▶ _What the task asks_
Select all lines in the records that include "积极主动".
::: Data supplied :::
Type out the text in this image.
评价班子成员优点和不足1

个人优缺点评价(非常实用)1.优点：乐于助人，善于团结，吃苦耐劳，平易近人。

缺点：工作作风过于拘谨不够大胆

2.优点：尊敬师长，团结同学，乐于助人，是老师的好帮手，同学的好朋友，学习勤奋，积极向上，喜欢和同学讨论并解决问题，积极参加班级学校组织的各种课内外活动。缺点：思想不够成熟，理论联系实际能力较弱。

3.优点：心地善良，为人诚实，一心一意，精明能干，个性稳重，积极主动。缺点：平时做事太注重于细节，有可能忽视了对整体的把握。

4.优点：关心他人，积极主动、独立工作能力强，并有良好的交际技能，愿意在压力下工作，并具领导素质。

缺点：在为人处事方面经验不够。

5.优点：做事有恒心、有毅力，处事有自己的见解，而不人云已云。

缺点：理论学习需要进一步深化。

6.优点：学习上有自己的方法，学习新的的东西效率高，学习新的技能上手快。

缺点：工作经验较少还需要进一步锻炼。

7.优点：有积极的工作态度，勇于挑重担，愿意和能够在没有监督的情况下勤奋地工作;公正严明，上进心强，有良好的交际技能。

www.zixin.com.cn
:::
▶ _Task result_
3.优点：心地善良，为人诚实，一心一意，精明能干，个性稳重，积极主动。缺点：平时做事太注重于细节，有可能忽视了对整体的把握。
4.优点：关心他人，积极主动、独立工作能力强，并有良好的交际技能，愿意在压力下工作，并具领导素质。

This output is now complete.